Written request:
Reproduce all of the material word for word.

(Collection entries)
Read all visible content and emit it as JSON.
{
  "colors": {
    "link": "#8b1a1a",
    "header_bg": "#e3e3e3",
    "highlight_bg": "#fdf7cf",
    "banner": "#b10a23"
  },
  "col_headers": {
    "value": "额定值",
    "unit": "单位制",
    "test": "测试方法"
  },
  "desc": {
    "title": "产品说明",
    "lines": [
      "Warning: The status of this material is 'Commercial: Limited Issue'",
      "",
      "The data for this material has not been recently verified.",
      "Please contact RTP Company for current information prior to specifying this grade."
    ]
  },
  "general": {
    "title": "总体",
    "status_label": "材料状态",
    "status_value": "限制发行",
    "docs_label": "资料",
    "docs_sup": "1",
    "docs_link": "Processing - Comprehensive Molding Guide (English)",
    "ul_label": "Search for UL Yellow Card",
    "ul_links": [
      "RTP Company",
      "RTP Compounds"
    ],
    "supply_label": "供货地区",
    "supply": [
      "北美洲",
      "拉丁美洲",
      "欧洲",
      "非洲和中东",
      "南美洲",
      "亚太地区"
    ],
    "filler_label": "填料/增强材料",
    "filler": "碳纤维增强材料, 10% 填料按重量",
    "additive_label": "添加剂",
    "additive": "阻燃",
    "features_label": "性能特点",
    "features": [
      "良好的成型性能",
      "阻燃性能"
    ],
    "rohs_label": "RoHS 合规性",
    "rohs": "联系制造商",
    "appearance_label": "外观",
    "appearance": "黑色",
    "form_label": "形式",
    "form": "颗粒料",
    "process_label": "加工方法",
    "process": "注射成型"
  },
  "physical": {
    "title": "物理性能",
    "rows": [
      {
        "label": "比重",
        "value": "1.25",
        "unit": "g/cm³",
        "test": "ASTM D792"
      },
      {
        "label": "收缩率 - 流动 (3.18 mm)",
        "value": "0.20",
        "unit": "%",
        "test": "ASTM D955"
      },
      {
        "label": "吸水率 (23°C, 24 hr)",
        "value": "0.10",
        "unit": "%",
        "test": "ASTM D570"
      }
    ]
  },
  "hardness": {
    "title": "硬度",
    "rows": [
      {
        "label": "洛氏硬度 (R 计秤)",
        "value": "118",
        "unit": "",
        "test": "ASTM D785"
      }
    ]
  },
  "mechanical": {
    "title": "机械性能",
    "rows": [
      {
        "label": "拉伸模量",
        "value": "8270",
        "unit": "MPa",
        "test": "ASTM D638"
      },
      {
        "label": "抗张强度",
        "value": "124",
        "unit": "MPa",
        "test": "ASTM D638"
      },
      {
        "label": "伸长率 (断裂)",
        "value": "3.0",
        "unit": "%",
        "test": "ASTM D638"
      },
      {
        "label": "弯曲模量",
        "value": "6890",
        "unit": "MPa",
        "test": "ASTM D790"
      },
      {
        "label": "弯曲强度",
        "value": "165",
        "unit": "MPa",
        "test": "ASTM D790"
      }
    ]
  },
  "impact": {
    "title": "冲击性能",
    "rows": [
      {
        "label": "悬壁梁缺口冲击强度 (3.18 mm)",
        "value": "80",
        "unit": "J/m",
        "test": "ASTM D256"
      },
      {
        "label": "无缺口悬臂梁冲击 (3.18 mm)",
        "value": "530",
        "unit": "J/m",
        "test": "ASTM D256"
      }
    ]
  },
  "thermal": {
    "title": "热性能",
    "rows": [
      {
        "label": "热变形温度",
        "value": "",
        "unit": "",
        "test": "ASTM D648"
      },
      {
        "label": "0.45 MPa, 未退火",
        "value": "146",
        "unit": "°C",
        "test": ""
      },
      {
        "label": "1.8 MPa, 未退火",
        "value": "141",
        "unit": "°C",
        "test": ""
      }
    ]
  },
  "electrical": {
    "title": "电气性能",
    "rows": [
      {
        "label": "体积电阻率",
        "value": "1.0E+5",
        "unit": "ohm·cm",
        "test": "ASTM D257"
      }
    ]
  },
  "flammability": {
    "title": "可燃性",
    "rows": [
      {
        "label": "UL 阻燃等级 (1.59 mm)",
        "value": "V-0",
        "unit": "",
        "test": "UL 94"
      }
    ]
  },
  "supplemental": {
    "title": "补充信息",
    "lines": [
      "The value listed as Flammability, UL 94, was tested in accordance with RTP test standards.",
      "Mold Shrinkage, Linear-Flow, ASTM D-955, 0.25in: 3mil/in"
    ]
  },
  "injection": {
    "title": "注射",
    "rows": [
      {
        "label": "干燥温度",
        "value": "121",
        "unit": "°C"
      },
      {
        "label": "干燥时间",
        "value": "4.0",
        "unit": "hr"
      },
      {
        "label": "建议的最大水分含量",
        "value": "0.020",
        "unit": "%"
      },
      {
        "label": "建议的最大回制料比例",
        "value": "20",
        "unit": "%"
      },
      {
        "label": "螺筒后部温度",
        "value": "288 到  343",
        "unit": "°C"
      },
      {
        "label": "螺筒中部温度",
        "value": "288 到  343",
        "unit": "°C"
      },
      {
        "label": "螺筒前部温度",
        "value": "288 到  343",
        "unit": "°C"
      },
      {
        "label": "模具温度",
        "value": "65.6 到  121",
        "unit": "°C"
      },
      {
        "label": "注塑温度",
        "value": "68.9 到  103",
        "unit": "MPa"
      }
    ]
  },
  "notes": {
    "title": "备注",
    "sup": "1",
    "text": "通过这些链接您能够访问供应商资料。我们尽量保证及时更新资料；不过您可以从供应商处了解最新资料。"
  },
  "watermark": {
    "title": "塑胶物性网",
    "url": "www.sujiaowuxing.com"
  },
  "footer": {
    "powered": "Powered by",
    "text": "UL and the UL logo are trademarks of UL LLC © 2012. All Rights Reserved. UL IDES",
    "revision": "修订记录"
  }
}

Output of the exercise:
Read all visible content and emit it as JSON.
{
  "colors": {
    "link": "#8b1a1a",
    "header_bg": "#e3e3e3",
    "highlight_bg": "#fdf7cf",
    "banner": "#b10a23"
  },
  "col_headers": {
    "value": "额定值",
    "unit": "单位制",
    "test": "测试方法"
  },
  "desc": {
    "title": "产品说明",
    "lines": [
      "Warning: The status of this material is 'Commercial: Limited Issue'",
      "",
      "The data for this material has not been recently verified.",
      "Please contact RTP Company for current information prior to specifying this grade."
    ]
  },
  "general": {
    "title": "总体",
    "status_label": "材料状态",
    "status_value": "限制发行",
    "docs_label": "资料",
    "docs_sup": "1",
    "docs_link": "Processing - Comprehensive Molding Guide (English)",
    "ul_label": "Search for UL Yellow Card",
    "ul_links": [
      "RTP Company",
      "RTP Compounds"
    ],
    "supply_label": "供货地区",
    "supply": [
      "北美洲",
      "拉丁美洲",
      "欧洲",
      "非洲和中东",
      "南美洲",
      "亚太地区"
    ],
    "filler_label": "填料/增强材料",
    "filler": "碳纤维增强材料, 10% 填料按重量",
    "additive_label": "添加剂",
    "additive": "阻燃",
    "features_label": "性能特点",
    "features": [
      "良好的成型性能",
      "阻燃性能"
    ],
    "rohs_label": "RoHS 合规性",
    "rohs": "联系制造商",
    "appearance_label": "外观",
    "appearance": "黑色",
    "form_label": "形式",
    "form": "颗粒料",
    "process_label": "加工方法",
    "process": "注射成型"
  },
  "physical": {
    "title": "物理性能",
    "rows": [
      {
        "label": "比重",
        "value": "1.25",
        "unit": "g/cm³",
        "test": "ASTM D792"
      },
      {
        "label": "收缩率 - 流动 (3.18 mm)",
        "value": "0.20",
        "unit": "%",
        "test": "ASTM D955"
      },
      {
        "label": "吸水率 (23°C, 24 hr)",
        "value": "0.10",
        "unit": "%",
        "test": "ASTM D570"
      }
    ]
  },
  "hardness": {
    "title": "硬度",
    "rows": [
      {
        "label": "洛氏硬度 (R 计秤)",
        "value": "118",
        "unit": "",
        "test": "ASTM D785"
      }
    ]
  },
  "mechanical": {
    "title": "机械性能",
    "rows": [
      {
        "label": "拉伸模量",
        "value": "8270",
        "unit": "MPa",
        "test": "ASTM D638"
      },
      {
        "label": "抗张强度",
        "value": "124",
        "unit": "MPa",
        "test": "ASTM D638"
      },
      {
        "label": "伸长率 (断裂)",
        "value": "3.0",
        "unit": "%",
        "test": "ASTM D638"
      },
      {
        "label": "弯曲模量",
        "value": "6890",
        "unit": "MPa",
        "test": "ASTM D790"
      },
      {
        "label": "弯曲强度",
        "value": "165",
        "unit": "MPa",
        "test": "ASTM D790"
      }
    ]
  },
  "impact": {
    "title": "冲击性能",
    "rows": [
      {
        "label": "悬壁梁缺口冲击强度 (3.18 mm)",
        "value": "80",
        "unit": "J/m",
        "test": "ASTM D256"
      },
      {
        "label": "无缺口悬臂梁冲击 (3.18 mm)",
        "value": "530",
        "unit": "J/m",
        "test": "ASTM D256"
      }
    ]
  },
  "thermal": {
    "title": "热性能",
    "rows": [
      {
        "label": "热变形温度",
        "value": "",
        "unit": "",
        "test": "ASTM D648"
      },
      {
        "label": "0.45 MPa, 未退火",
        "value": "146",
        "unit": "°C",
        "test": ""
      },
      {
        "label": "1.8 MPa, 未退火",
        "value": "141",
        "unit": "°C",
        "test": ""
      }
    ]
  },
  "electrical": {
    "title": "电气性能",
    "rows": [
      {
        "label": "体积电阻率",
        "value": "1.0E+5",
        "unit": "ohm·cm",
        "test": "ASTM D257"
      }
    ]
  },
  "flammability": {
    "title": "可燃性",
    "rows": [
      {
        "label": "UL 阻燃等级 (1.59 mm)",
        "value": "V-0",
        "unit": "",
        "test": "UL 94"
      }
    ]
  },
  "supplemental": {
    "title": "补充信息",
    "lines": [
      "The value listed as Flammability, UL 94, was tested in accordance with RTP test standards.",
      "Mold Shrinkage, Linear-Flow, ASTM D-955, 0.25in: 3mil/in"
    ]
  },
  "injection": {
    "title": "注射",
    "rows": [
      {
        "label": "干燥温度",
        "value": "121",
        "unit": "°C"
      },
      {
        "label": "干燥时间",
        "value": "4.0",
        "unit": "hr"
      },
      {
        "label": "建议的最大水分含量",
        "value": "0.020",
        "unit": "%"
      },
      {
        "label": "建议的最大回制料比例",
        "value": "20",
        "unit": "%"
      },
      {
        "label": "螺筒后部温度",
        "value": "288 到  343",
        "unit": "°C"
      },
      {
        "label": "螺筒中部温度",
        "value": "288 到  343",
        "unit": "°C"
      },
      {
        "label": "螺筒前部温度",
        "value": "288 到  343",
        "unit": "°C"
      },
      {
        "label": "模具温度",
        "value": "65.6 到  121",
        "unit": "°C"
      },
      {
        "label": "注塑温度",
        "value": "68.9 到  103",
        "unit": "MPa"
      }
    ]
  },
  "notes": {
    "title": "备注",
    "sup": "1",
    "text": "通过这些链接您能够访问供应商资料。我们尽量保证及时更新资料；不过您可以从供应商处了解最新资料。"
  },
  "watermark": {
    "title": "塑胶物性网",
    "url": "www.sujiaowuxing.com"
  },
  "footer": {
    "powered": "Powered by",
    "text": "UL and the UL logo are trademarks of UL LLC © 2012. All Rights Reserved. UL IDES",
    "revision": "修订记录"
  }
}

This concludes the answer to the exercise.